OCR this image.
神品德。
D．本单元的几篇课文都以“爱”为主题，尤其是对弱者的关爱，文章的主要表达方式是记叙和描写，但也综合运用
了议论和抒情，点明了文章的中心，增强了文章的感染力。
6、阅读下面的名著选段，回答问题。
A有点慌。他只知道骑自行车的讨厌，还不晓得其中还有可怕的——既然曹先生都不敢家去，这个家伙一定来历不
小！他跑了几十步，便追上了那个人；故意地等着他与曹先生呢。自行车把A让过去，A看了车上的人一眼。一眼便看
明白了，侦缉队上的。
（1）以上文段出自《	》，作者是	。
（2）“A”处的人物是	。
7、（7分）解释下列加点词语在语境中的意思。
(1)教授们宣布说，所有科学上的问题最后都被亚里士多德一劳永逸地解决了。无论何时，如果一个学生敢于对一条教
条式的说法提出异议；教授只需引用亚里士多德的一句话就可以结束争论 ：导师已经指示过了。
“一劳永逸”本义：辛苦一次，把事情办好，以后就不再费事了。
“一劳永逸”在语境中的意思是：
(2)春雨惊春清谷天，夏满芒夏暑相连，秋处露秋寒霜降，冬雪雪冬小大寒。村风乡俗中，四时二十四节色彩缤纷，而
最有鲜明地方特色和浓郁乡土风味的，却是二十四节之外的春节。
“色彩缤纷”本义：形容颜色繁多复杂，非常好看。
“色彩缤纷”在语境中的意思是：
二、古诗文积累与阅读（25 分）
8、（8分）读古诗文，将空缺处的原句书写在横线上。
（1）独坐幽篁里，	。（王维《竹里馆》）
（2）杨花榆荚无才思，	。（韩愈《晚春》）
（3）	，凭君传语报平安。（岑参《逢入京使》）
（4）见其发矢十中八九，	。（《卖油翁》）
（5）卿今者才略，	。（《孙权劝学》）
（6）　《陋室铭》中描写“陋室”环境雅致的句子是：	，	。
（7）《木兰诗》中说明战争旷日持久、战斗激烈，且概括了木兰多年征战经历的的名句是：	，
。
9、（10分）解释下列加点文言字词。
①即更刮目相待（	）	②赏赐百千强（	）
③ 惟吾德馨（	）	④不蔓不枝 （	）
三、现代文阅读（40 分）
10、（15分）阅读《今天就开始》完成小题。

◇ ◇ ◇ ◇ ◇

:: Description of the task ::
Extract the full listing above without altering anything.

:: Written answer ::
OCR this image.
神品德。
D．本单元的几篇课文都以“爱”为主题，尤其是对弱者的关爱，文章的主要表达方式是记叙和描写，但也综合运用
了议论和抒情，点明了文章的中心，增强了文章的感染力。
6、阅读下面的名著选段，回答问题。
A有点慌。他只知道骑自行车的讨厌，还不晓得其中还有可怕的——既然曹先生都不敢家去，这个家伙一定来历不
小！他跑了几十步，便追上了那个人；故意地等着他与曹先生呢。自行车把A让过去，A看了车上的人一眼。一眼便看
明白了，侦缉队上的。
（1）以上文段出自《	》，作者是	。
（2）“A”处的人物是	。
7、（7分）解释下列加点词语在语境中的意思。
(1)教授们宣布说，所有科学上的问题最后都被亚里士多德一劳永逸地解决了。无论何时，如果一个学生敢于对一条教
条式的说法提出异议；教授只需引用亚里士多德的一句话就可以结束争论 ：导师已经指示过了。
“一劳永逸”本义：辛苦一次，把事情办好，以后就不再费事了。
“一劳永逸”在语境中的意思是：
(2)春雨惊春清谷天，夏满芒夏暑相连，秋处露秋寒霜降，冬雪雪冬小大寒。村风乡俗中，四时二十四节色彩缤纷，而
最有鲜明地方特色和浓郁乡土风味的，却是二十四节之外的春节。
“色彩缤纷”本义：形容颜色繁多复杂，非常好看。
“色彩缤纷”在语境中的意思是：
二、古诗文积累与阅读（25 分）
8、（8分）读古诗文，将空缺处的原句书写在横线上。
（1）独坐幽篁里，	。（王维《竹里馆》）
（2）杨花榆荚无才思，	。（韩愈《晚春》）
（3）	，凭君传语报平安。（岑参《逢入京使》）
（4）见其发矢十中八九，	。（《卖油翁》）
（5）卿今者才略，	。（《孙权劝学》）
（6）　《陋室铭》中描写“陋室”环境雅致的句子是：	，	。
（7）《木兰诗》中说明战争旷日持久、战斗激烈，且概括了木兰多年征战经历的的名句是：	，
。
9、（10分）解释下列加点文言字词。
①即更刮目相待（	）	②赏赐百千强（	）
③ 惟吾德馨（	）	④不蔓不枝 （	）
三、现代文阅读（40 分）
10、（15分）阅读《今天就开始》完成小题。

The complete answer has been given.